#### VOTRE OBJECTIF
Réécrivez tout le matériel ci-dessous en remplaçant « Multi-step addition » par « Stepwise addition », sans rien changer d'autre.

#### DONNÉES DE DÉPART
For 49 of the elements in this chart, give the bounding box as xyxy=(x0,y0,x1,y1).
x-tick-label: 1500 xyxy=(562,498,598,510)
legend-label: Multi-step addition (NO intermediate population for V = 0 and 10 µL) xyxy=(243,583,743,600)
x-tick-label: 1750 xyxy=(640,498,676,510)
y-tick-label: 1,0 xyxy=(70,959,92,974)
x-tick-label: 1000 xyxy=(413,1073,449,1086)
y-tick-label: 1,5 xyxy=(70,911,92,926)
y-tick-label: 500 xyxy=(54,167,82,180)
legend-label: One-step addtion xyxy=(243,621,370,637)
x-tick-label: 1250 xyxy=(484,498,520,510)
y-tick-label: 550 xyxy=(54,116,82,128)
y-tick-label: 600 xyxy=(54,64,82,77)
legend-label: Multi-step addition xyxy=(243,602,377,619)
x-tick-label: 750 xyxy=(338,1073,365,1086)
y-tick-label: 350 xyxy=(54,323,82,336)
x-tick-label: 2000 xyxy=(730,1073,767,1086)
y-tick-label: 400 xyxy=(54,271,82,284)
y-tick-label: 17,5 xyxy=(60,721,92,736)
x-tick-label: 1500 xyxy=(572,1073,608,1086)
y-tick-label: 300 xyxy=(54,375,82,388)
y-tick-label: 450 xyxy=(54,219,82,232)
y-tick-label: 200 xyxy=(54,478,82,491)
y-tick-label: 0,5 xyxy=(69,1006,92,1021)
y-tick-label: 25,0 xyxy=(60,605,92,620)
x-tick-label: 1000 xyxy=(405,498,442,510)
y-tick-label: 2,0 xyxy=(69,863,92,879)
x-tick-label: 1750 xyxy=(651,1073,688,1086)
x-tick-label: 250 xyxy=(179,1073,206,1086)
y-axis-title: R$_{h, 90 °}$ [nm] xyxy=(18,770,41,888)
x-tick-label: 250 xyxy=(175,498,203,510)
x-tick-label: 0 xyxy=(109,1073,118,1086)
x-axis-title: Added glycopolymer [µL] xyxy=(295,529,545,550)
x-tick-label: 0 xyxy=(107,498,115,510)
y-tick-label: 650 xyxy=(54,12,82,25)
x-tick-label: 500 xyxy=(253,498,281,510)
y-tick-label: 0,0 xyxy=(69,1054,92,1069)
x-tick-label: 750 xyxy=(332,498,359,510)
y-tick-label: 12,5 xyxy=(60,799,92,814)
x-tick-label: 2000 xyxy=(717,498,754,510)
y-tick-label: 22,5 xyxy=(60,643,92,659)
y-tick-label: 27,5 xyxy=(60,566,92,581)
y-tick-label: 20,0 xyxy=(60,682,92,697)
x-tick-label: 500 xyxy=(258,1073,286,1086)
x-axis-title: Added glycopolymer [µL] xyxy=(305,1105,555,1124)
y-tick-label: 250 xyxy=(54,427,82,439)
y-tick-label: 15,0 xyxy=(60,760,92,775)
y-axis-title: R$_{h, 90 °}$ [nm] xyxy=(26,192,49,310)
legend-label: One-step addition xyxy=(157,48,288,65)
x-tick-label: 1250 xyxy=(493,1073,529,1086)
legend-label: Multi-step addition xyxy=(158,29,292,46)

#### CORRIGÉ
For 49 of the elements in this chart, give the bounding box as xyxy=(x0,y0,x1,y1).
x-tick-label: 1500 xyxy=(562,498,598,510)
legend-label: Stepwise addition (NO intermediate population for V = 0 and 10 µL) xyxy=(243,583,743,600)
x-tick-label: 1750 xyxy=(640,498,676,510)
y-tick-label: 1,0 xyxy=(70,959,92,974)
x-tick-label: 1000 xyxy=(413,1073,449,1086)
y-tick-label: 1,5 xyxy=(70,911,92,926)
y-tick-label: 500 xyxy=(54,167,82,180)
legend-label: One-step addtion xyxy=(243,621,370,637)
x-tick-label: 1250 xyxy=(484,498,520,510)
y-tick-label: 550 xyxy=(54,116,82,128)
y-tick-label: 600 xyxy=(54,64,82,77)
legend-label: Stepwise addition xyxy=(243,602,377,619)
x-tick-label: 750 xyxy=(338,1073,365,1086)
y-tick-label: 350 xyxy=(54,323,82,336)
x-tick-label: 2000 xyxy=(730,1073,767,1086)
y-tick-label: 400 xyxy=(54,271,82,284)
y-tick-label: 17,5 xyxy=(60,721,92,736)
x-tick-label: 1500 xyxy=(572,1073,608,1086)
y-tick-label: 300 xyxy=(54,375,82,388)
y-tick-label: 450 xyxy=(54,219,82,232)
y-tick-label: 200 xyxy=(54,478,82,491)
y-tick-label: 0,5 xyxy=(69,1006,92,1021)
y-tick-label: 25,0 xyxy=(60,605,92,620)
x-tick-label: 1000 xyxy=(405,498,442,510)
y-tick-label: 2,0 xyxy=(69,863,92,879)
x-tick-label: 1750 xyxy=(651,1073,688,1086)
x-tick-label: 250 xyxy=(179,1073,206,1086)
y-axis-title: R$_{h, 90 °}$ [nm] xyxy=(18,770,41,888)
x-tick-label: 250 xyxy=(175,498,203,510)
x-tick-label: 0 xyxy=(109,1073,118,1086)
x-axis-title: Added glycopolymer [µL] xyxy=(295,529,545,550)
x-tick-label: 0 xyxy=(107,498,115,510)
y-tick-label: 650 xyxy=(54,12,82,25)
x-tick-label: 500 xyxy=(253,498,281,510)
y-tick-label: 0,0 xyxy=(69,1054,92,1069)
x-tick-label: 750 xyxy=(332,498,359,510)
y-tick-label: 12,5 xyxy=(60,799,92,814)
x-tick-label: 2000 xyxy=(717,498,754,510)
y-tick-label: 22,5 xyxy=(60,643,92,659)
y-tick-label: 27,5 xyxy=(60,566,92,581)
y-tick-label: 20,0 xyxy=(60,682,92,697)
x-tick-label: 500 xyxy=(258,1073,286,1086)
x-axis-title: Added glycopolymer [µL] xyxy=(305,1105,555,1124)
y-tick-label: 250 xyxy=(54,427,82,439)
y-tick-label: 15,0 xyxy=(60,760,92,775)
y-axis-title: R$_{h, 90 °}$ [nm] xyxy=(26,192,49,310)
legend-label: One-step addition xyxy=(157,48,288,65)
x-tick-label: 1250 xyxy=(493,1073,529,1086)
legend-label: Stepwise addition xyxy=(158,29,292,46)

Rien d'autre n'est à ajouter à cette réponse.